Material supplied »
____________

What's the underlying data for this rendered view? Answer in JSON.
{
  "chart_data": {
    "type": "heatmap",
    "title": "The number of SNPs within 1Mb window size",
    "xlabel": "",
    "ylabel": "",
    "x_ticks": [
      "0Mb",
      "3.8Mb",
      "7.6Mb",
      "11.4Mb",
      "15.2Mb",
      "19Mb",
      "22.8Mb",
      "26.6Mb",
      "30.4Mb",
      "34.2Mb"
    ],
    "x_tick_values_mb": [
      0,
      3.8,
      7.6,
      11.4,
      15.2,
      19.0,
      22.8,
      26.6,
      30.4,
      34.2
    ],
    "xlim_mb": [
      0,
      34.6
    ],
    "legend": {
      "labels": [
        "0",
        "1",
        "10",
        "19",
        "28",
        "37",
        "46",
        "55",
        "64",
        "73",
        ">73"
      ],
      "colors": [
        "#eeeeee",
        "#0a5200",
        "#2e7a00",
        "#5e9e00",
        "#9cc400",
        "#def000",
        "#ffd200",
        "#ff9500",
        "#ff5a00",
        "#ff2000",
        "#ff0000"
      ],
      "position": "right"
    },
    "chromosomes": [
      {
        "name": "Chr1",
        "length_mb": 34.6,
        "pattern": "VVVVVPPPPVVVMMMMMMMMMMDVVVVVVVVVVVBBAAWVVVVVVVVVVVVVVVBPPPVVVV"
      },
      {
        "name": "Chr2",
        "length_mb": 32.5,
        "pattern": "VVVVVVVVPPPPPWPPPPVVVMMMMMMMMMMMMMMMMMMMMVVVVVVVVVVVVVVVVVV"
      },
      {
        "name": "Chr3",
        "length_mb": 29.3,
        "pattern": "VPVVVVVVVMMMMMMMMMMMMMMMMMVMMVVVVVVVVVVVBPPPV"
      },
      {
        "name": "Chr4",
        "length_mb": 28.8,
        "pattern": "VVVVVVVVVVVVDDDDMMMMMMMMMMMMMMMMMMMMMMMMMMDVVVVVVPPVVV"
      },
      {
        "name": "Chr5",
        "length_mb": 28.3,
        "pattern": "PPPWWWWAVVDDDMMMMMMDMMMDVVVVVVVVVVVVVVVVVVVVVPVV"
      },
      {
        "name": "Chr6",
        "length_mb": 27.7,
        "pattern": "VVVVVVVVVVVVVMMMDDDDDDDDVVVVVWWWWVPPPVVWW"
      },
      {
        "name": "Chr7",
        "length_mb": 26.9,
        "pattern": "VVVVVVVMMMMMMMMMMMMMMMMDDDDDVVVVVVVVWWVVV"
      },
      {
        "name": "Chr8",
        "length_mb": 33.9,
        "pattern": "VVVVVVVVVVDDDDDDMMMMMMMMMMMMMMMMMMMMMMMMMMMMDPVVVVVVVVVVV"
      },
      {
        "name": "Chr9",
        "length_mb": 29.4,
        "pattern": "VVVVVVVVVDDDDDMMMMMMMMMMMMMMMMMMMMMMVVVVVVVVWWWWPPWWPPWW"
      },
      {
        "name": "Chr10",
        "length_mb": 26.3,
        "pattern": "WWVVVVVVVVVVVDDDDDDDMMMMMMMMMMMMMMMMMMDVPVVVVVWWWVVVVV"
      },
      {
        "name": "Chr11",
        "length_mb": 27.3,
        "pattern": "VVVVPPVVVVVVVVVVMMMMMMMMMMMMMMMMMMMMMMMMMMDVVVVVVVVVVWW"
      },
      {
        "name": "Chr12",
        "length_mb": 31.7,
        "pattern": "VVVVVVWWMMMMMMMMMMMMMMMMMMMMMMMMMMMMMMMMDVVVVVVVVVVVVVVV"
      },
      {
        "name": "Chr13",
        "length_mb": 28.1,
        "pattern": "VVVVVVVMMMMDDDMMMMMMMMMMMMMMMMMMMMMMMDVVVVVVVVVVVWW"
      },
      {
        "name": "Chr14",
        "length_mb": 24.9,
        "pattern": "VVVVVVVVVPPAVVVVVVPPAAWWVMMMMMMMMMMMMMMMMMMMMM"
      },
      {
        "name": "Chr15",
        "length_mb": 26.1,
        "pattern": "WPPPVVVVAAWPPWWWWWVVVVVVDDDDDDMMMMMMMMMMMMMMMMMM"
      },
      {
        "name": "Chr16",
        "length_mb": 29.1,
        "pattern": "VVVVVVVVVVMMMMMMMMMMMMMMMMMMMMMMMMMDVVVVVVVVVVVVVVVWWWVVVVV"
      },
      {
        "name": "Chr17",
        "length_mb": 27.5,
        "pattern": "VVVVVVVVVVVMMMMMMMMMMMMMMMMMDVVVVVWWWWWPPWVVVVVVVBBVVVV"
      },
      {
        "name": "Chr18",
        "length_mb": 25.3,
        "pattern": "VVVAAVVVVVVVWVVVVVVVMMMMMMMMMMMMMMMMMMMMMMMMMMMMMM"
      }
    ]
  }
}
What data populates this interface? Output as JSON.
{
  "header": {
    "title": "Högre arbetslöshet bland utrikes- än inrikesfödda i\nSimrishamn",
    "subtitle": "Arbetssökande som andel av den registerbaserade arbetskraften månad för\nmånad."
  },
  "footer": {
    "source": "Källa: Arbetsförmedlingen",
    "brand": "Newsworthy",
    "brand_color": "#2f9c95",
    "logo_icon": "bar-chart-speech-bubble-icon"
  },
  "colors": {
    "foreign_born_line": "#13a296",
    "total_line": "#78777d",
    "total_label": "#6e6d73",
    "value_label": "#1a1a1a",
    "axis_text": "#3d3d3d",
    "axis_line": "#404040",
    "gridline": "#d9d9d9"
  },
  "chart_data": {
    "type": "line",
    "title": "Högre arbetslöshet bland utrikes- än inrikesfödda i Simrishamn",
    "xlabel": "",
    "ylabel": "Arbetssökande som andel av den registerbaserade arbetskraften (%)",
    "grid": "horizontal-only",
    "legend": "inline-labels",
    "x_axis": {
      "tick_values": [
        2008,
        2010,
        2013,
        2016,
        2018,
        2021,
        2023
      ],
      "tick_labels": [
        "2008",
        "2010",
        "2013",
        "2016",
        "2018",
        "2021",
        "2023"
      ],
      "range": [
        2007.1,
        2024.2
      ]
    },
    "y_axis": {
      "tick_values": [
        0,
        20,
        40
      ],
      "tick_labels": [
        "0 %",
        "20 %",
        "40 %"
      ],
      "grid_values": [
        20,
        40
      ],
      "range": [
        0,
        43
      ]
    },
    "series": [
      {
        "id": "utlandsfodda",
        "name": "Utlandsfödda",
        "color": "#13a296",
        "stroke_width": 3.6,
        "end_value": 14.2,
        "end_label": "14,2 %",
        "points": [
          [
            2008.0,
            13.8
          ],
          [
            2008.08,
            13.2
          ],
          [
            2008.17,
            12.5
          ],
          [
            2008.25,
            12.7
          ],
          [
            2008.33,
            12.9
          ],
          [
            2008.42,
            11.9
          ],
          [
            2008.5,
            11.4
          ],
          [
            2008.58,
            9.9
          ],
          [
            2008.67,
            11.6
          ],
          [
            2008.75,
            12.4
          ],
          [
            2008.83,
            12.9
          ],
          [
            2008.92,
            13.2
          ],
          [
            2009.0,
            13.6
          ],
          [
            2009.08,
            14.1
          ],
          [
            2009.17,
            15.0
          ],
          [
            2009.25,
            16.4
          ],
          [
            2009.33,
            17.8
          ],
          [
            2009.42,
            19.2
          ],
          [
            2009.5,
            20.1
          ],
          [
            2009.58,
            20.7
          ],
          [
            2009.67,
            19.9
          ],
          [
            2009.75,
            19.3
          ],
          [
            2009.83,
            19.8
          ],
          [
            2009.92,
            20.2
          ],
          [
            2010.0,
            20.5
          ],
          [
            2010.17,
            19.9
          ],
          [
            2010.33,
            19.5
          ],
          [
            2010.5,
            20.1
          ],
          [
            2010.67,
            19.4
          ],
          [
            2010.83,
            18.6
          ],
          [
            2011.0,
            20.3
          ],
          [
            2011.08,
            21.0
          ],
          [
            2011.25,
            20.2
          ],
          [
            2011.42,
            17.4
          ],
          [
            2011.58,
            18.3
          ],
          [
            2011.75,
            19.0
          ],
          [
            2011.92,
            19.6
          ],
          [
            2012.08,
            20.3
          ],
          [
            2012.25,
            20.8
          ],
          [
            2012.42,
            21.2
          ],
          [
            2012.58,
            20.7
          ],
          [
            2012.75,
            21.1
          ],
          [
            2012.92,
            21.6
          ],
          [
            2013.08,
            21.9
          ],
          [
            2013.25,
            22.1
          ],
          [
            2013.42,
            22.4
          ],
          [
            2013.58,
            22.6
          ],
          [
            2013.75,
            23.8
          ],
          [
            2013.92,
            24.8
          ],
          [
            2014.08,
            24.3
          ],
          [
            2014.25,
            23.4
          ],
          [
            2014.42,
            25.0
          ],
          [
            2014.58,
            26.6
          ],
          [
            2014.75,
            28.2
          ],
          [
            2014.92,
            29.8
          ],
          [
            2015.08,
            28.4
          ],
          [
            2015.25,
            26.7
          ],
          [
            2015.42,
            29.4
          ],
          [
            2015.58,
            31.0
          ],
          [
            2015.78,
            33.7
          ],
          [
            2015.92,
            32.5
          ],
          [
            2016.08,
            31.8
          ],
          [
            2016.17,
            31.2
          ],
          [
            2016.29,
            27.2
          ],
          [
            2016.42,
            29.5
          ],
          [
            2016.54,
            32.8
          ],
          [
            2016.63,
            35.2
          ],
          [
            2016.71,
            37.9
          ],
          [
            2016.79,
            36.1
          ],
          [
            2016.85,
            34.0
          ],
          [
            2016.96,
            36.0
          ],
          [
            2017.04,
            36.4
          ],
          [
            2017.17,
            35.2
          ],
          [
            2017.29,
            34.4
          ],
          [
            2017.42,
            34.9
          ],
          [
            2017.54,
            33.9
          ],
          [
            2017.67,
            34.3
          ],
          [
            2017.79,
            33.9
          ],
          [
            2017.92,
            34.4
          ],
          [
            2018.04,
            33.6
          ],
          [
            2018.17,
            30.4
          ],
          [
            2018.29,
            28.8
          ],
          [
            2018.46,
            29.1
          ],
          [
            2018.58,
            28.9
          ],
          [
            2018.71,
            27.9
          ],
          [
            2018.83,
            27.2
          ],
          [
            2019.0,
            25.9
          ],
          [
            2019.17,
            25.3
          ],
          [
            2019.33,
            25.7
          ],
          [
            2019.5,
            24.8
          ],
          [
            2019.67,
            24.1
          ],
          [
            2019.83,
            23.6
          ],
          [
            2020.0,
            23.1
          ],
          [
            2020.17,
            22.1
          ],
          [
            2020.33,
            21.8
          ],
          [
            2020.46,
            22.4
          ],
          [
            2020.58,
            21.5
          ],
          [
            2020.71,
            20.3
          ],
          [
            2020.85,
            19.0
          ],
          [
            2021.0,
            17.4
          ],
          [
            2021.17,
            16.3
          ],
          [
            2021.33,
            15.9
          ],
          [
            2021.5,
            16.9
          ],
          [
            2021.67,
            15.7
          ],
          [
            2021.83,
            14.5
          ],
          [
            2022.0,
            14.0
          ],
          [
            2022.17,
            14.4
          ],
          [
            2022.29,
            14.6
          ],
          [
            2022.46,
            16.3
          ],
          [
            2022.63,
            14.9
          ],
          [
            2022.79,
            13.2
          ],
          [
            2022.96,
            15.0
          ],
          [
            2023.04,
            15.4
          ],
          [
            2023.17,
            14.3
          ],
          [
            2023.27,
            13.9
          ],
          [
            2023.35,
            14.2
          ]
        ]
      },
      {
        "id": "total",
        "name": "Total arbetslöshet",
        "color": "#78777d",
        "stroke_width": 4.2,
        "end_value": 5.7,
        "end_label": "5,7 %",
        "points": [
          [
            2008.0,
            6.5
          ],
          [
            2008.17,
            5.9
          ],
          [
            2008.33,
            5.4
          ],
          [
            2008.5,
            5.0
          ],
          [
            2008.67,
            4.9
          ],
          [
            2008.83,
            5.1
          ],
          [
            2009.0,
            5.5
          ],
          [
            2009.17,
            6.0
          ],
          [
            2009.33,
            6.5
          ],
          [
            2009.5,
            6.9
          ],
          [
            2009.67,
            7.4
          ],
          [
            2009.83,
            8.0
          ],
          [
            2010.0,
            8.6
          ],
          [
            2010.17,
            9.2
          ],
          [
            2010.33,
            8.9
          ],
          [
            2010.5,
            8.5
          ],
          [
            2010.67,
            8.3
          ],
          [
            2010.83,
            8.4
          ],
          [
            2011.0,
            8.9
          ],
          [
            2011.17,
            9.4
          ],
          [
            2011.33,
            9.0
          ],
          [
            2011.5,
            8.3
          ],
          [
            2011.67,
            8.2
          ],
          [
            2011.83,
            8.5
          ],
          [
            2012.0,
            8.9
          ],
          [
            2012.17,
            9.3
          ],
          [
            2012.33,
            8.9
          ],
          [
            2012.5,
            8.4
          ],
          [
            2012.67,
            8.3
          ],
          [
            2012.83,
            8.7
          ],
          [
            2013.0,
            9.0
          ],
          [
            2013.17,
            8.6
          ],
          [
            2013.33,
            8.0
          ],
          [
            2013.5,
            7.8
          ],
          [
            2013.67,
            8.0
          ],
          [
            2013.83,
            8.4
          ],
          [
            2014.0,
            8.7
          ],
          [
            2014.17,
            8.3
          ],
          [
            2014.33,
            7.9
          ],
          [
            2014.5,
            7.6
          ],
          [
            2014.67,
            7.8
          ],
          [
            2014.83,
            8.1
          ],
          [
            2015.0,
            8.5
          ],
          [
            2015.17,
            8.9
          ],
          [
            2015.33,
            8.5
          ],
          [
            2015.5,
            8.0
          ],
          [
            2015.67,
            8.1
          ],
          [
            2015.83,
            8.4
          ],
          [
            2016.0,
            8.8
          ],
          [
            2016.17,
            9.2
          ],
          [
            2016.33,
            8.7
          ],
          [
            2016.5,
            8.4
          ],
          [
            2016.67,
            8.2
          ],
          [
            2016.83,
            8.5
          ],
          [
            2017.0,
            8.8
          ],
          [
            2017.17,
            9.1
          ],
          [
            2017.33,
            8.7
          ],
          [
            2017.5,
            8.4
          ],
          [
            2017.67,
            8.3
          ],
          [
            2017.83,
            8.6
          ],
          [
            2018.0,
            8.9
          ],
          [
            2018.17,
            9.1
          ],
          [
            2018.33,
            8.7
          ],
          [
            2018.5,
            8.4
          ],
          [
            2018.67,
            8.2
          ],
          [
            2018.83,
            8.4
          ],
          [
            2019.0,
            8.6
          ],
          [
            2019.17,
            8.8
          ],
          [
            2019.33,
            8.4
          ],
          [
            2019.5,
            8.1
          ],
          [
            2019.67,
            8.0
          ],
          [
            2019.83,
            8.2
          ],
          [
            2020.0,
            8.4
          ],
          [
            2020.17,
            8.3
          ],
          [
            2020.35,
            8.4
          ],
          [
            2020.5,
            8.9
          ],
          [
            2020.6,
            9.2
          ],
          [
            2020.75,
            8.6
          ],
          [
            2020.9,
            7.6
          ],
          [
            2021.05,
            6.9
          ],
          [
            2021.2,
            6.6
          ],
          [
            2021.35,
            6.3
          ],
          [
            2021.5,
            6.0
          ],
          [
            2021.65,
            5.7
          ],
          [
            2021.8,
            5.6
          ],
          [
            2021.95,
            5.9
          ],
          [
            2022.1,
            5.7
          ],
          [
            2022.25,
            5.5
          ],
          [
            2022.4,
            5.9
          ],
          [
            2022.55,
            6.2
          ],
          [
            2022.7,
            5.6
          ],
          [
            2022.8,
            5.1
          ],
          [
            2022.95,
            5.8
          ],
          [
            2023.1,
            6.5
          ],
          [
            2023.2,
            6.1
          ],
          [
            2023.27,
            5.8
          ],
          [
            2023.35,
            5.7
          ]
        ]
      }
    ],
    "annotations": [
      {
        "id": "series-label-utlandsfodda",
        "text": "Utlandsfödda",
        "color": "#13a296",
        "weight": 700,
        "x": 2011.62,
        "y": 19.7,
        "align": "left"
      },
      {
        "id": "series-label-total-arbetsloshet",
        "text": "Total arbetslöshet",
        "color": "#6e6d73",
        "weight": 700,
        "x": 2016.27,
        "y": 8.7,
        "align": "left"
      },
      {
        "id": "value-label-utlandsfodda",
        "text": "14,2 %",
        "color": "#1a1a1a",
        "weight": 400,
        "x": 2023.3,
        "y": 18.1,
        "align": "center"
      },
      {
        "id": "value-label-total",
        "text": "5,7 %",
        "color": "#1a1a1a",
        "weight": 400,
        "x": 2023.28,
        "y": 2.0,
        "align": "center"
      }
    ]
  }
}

____________

Written problem »
Which lines contain the word "ylabel"? Copy each of them.

Correct result »
    "ylabel": "",
    "ylabel": "Arbetssökande som andel av den registerbaserade arbetskraften (%)",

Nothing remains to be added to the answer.